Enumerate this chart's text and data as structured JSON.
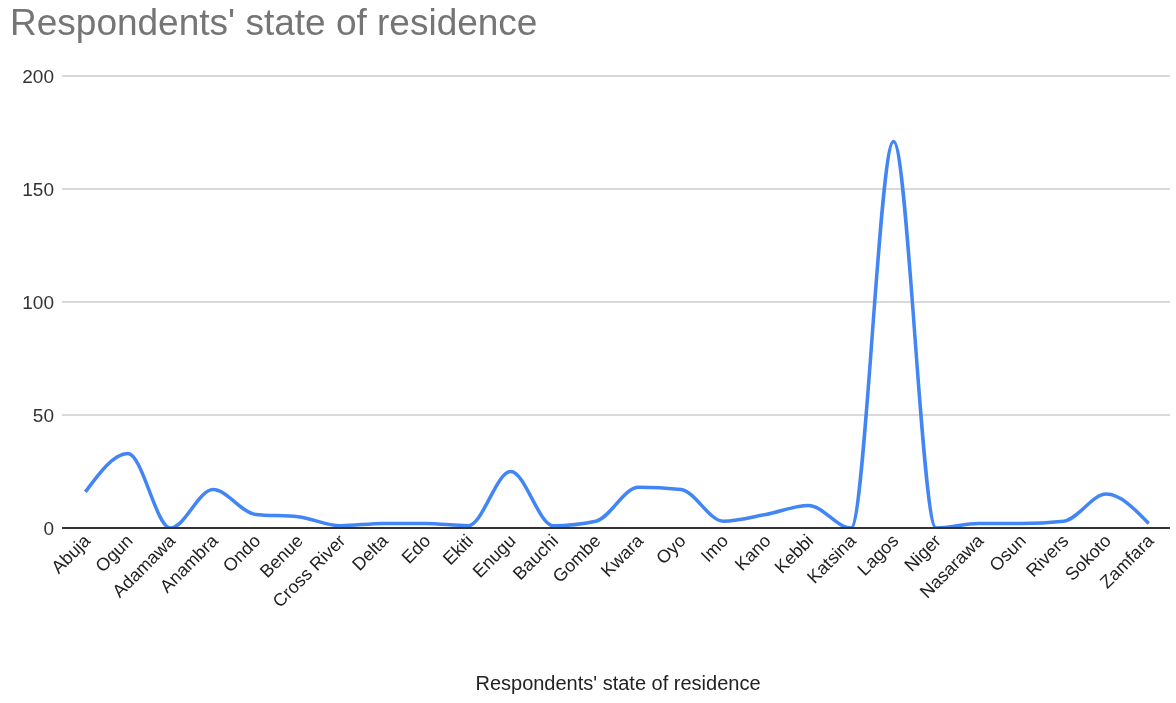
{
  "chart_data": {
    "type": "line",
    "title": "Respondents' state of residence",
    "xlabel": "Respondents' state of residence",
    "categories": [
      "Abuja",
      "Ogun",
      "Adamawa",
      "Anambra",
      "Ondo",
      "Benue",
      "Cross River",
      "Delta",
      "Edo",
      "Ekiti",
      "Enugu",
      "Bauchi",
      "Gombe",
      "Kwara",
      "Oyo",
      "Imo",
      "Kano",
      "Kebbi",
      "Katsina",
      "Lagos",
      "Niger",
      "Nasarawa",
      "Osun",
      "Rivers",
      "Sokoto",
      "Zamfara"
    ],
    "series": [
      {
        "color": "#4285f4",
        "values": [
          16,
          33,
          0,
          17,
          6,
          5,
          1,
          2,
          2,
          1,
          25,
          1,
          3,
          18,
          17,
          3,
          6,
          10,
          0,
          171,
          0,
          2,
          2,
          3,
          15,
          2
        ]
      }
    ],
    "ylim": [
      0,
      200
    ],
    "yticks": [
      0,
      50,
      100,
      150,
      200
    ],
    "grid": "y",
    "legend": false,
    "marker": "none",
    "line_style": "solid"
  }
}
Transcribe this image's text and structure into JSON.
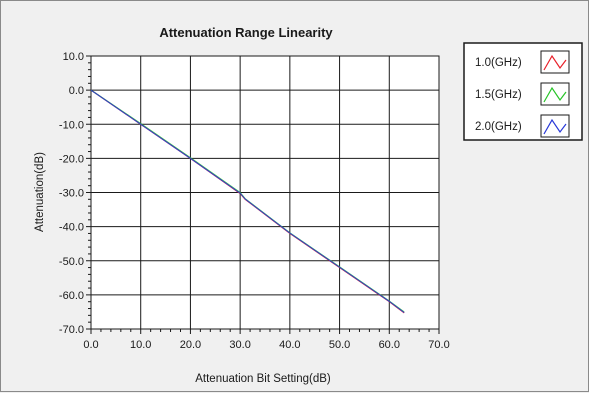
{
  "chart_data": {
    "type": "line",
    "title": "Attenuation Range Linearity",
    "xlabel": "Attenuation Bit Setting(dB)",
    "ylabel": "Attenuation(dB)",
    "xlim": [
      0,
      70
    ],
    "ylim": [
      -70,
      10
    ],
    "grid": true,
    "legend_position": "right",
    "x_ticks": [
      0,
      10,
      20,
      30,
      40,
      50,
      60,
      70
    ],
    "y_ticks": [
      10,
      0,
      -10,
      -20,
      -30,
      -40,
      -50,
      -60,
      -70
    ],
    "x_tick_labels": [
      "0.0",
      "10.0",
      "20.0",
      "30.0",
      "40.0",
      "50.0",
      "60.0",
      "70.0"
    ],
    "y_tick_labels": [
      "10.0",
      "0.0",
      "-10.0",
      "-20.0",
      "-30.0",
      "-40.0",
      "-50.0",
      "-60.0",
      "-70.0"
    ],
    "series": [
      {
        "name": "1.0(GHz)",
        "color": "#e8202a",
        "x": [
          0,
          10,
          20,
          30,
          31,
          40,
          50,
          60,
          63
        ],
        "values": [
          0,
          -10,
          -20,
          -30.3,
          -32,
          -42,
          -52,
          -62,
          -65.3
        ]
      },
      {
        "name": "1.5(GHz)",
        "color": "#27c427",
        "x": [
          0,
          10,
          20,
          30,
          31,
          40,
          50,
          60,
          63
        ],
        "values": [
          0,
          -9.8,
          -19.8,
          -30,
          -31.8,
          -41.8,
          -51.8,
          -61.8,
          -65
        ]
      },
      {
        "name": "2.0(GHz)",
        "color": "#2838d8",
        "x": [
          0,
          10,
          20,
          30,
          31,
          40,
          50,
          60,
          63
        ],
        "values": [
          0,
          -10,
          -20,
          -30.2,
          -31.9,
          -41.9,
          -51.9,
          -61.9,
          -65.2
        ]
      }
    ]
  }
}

----------

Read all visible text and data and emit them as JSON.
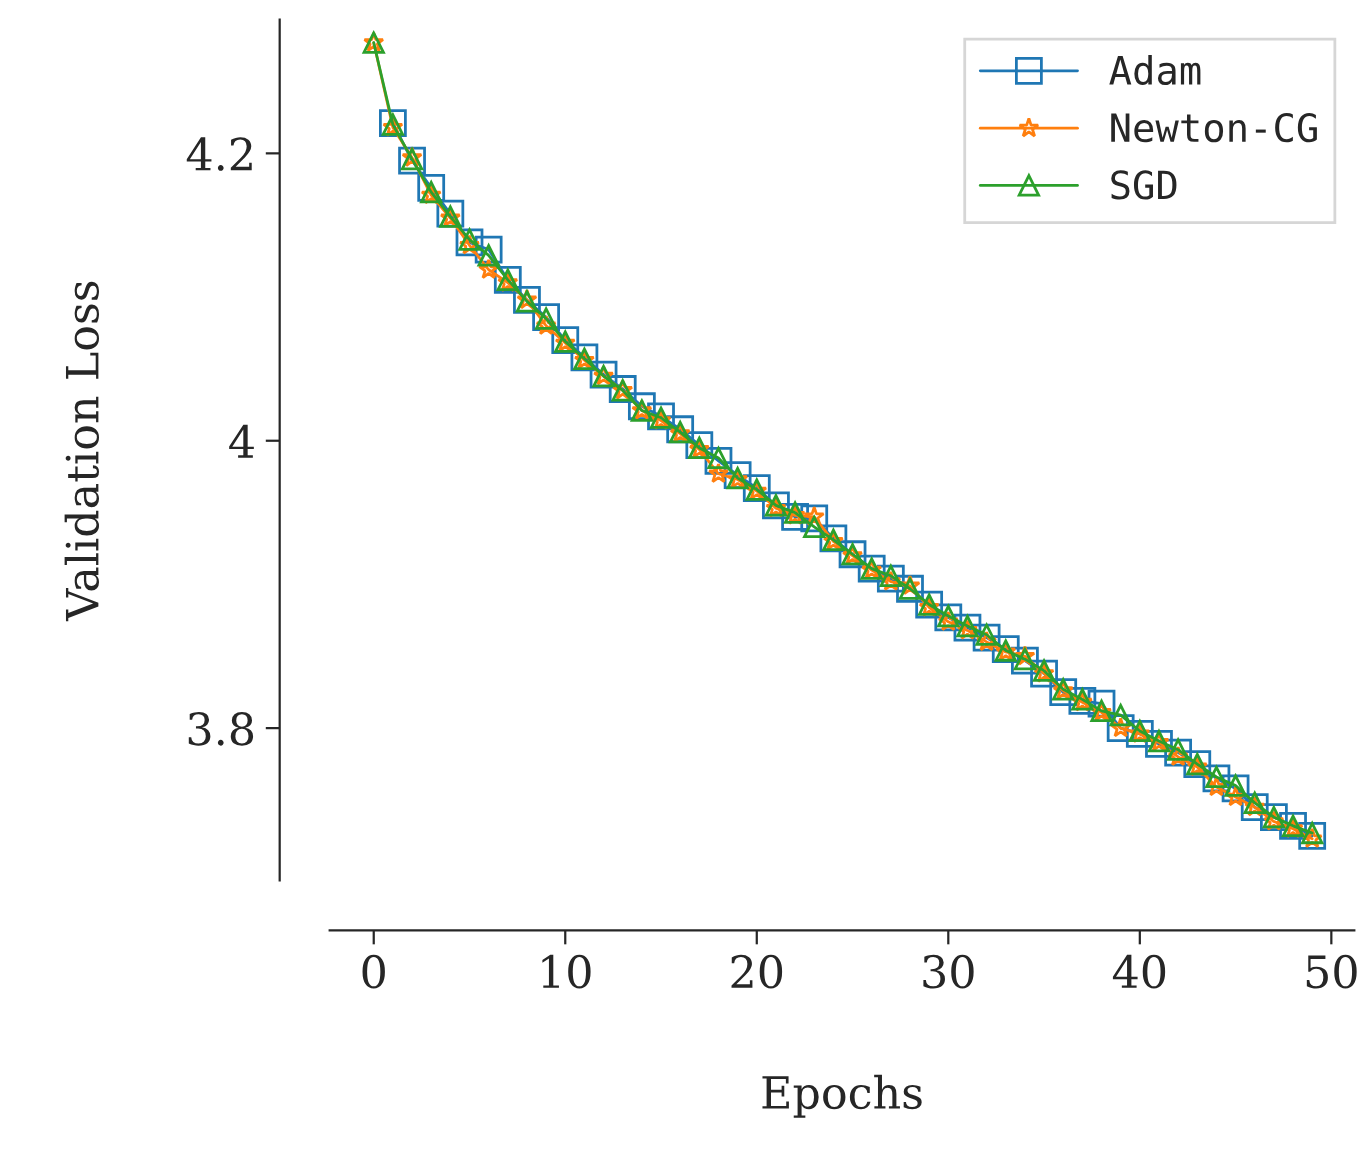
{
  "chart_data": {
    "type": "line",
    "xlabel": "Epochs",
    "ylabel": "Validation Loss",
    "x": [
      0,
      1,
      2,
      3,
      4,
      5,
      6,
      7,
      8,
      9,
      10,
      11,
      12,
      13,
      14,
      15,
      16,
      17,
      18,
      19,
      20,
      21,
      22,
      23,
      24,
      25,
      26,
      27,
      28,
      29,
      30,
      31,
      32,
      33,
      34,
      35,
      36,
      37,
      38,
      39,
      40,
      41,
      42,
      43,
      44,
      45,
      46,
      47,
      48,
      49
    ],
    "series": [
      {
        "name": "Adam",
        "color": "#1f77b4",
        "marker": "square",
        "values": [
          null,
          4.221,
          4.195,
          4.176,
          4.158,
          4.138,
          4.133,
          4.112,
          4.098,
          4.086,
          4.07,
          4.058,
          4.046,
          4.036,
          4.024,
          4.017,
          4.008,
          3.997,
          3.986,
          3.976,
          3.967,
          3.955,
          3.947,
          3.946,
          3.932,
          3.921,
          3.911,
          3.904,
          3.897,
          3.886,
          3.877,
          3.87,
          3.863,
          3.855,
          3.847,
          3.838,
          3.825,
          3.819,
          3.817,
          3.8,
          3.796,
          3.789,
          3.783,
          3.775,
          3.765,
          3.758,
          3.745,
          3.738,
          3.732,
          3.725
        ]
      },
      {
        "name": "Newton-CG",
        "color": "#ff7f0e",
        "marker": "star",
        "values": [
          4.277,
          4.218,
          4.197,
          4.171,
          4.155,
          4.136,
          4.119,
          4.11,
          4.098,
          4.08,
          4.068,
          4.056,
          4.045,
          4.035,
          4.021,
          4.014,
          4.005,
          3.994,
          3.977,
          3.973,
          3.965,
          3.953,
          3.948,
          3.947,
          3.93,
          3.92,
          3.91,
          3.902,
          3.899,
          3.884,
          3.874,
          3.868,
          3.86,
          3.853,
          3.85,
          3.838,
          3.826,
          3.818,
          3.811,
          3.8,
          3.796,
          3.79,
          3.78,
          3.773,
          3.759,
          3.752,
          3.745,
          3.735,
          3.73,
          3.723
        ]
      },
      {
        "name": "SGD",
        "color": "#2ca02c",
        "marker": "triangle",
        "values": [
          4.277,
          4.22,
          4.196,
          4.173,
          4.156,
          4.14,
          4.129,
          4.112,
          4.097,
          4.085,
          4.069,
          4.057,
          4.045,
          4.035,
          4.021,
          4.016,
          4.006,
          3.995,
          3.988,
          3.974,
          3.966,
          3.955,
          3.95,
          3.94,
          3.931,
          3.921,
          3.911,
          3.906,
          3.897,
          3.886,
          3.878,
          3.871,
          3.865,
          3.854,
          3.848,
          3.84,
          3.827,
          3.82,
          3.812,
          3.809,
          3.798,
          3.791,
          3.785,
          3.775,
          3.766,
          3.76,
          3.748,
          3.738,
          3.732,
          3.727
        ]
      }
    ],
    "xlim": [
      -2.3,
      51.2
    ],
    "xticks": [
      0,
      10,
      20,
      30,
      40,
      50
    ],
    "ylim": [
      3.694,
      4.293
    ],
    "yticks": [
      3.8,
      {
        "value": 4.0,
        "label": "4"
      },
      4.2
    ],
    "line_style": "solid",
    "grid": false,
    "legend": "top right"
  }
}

----------

PROBLEM DETAILS: Return all lines with the word "marker" in them.

RESPONSE TO THIS TASK:
    "marker": "none",
        "marker": "square",
        "marker": "star",
        "marker": "triangle",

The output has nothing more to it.